**REQUIRED TASK**
Repeat exactly each line of the data provided below.

(Records from a data collection)
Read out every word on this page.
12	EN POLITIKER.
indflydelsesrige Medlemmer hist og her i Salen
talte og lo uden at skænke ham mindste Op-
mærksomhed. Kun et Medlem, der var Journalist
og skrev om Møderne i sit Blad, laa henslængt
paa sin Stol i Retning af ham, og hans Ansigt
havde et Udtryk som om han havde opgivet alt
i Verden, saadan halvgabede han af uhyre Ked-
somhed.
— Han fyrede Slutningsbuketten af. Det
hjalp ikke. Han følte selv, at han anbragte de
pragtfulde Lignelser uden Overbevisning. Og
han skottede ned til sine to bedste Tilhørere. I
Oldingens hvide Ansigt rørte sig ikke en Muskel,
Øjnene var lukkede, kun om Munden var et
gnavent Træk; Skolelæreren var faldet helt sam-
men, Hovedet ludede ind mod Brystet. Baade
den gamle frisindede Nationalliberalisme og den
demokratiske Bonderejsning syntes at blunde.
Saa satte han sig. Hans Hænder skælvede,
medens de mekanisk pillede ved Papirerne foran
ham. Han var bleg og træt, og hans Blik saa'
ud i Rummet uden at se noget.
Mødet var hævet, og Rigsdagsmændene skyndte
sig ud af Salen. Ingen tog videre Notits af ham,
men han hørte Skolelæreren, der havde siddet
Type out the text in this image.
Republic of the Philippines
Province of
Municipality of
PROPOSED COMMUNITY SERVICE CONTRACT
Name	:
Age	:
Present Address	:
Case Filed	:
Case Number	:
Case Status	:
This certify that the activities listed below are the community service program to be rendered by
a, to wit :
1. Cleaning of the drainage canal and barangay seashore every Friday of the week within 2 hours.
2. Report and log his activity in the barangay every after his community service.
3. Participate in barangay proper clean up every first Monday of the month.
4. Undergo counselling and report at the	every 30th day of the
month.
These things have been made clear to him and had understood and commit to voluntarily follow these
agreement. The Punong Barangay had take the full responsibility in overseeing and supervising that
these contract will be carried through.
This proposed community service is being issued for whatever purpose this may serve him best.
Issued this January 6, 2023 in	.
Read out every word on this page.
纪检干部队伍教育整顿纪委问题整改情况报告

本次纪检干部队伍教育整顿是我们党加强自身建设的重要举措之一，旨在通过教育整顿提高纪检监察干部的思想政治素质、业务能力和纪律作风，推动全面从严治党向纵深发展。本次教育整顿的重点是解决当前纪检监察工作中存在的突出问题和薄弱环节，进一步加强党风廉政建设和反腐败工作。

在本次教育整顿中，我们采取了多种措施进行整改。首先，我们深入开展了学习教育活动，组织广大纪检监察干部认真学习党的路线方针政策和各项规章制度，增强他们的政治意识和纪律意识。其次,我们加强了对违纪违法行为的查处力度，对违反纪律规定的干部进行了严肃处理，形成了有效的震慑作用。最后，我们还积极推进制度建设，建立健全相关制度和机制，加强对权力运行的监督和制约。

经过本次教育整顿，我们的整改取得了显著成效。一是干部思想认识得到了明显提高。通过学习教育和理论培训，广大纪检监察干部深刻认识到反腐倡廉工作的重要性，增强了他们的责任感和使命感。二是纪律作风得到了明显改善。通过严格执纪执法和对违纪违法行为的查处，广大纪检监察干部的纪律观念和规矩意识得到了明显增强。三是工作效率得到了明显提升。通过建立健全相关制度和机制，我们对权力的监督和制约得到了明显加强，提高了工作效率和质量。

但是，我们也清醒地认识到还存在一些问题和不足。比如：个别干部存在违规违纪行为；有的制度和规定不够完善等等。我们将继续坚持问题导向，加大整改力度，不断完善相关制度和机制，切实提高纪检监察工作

**ANSWER**
Read out every word on this page.
12	EN POLITIKER.
indflydelsesrige Medlemmer hist og her i Salen
talte og lo uden at skænke ham mindste Op-
mærksomhed. Kun et Medlem, der var Journalist
og skrev om Møderne i sit Blad, laa henslængt
paa sin Stol i Retning af ham, og hans Ansigt
havde et Udtryk som om han havde opgivet alt
i Verden, saadan halvgabede han af uhyre Ked-
somhed.
— Han fyrede Slutningsbuketten af. Det
hjalp ikke. Han følte selv, at han anbragte de
pragtfulde Lignelser uden Overbevisning. Og
han skottede ned til sine to bedste Tilhørere. I
Oldingens hvide Ansigt rørte sig ikke en Muskel,
Øjnene var lukkede, kun om Munden var et
gnavent Træk; Skolelæreren var faldet helt sam-
men, Hovedet ludede ind mod Brystet. Baade
den gamle frisindede Nationalliberalisme og den
demokratiske Bonderejsning syntes at blunde.
Saa satte han sig. Hans Hænder skælvede,
medens de mekanisk pillede ved Papirerne foran
ham. Han var bleg og træt, og hans Blik saa'
ud i Rummet uden at se noget.
Mødet var hævet, og Rigsdagsmændene skyndte
sig ud af Salen. Ingen tog videre Notits af ham,
men han hørte Skolelæreren, der havde siddet
Type out the text in this image.
Republic of the Philippines
Province of
Municipality of
PROPOSED COMMUNITY SERVICE CONTRACT
Name	:
Age	:
Present Address	:
Case Filed	:
Case Number	:
Case Status	:
This certify that the activities listed below are the community service program to be rendered by
a, to wit :
1. Cleaning of the drainage canal and barangay seashore every Friday of the week within 2 hours.
2. Report and log his activity in the barangay every after his community service.
3. Participate in barangay proper clean up every first Monday of the month.
4. Undergo counselling and report at the	every 30th day of the
month.
These things have been made clear to him and had understood and commit to voluntarily follow these
agreement. The Punong Barangay had take the full responsibility in overseeing and supervising that
these contract will be carried through.
This proposed community service is being issued for whatever purpose this may serve him best.
Issued this January 6, 2023 in	.
Read out every word on this page.
纪检干部队伍教育整顿纪委问题整改情况报告

本次纪检干部队伍教育整顿是我们党加强自身建设的重要举措之一，旨在通过教育整顿提高纪检监察干部的思想政治素质、业务能力和纪律作风，推动全面从严治党向纵深发展。本次教育整顿的重点是解决当前纪检监察工作中存在的突出问题和薄弱环节，进一步加强党风廉政建设和反腐败工作。

在本次教育整顿中，我们采取了多种措施进行整改。首先，我们深入开展了学习教育活动，组织广大纪检监察干部认真学习党的路线方针政策和各项规章制度，增强他们的政治意识和纪律意识。其次,我们加强了对违纪违法行为的查处力度，对违反纪律规定的干部进行了严肃处理，形成了有效的震慑作用。最后，我们还积极推进制度建设，建立健全相关制度和机制，加强对权力运行的监督和制约。

经过本次教育整顿，我们的整改取得了显著成效。一是干部思想认识得到了明显提高。通过学习教育和理论培训，广大纪检监察干部深刻认识到反腐倡廉工作的重要性，增强了他们的责任感和使命感。二是纪律作风得到了明显改善。通过严格执纪执法和对违纪违法行为的查处，广大纪检监察干部的纪律观念和规矩意识得到了明显增强。三是工作效率得到了明显提升。通过建立健全相关制度和机制，我们对权力的监督和制约得到了明显加强，提高了工作效率和质量。

但是，我们也清醒地认识到还存在一些问题和不足。比如：个别干部存在违规违纪行为；有的制度和规定不够完善等等。我们将继续坚持问题导向，加大整改力度，不断完善相关制度和机制，切实提高纪检监察工作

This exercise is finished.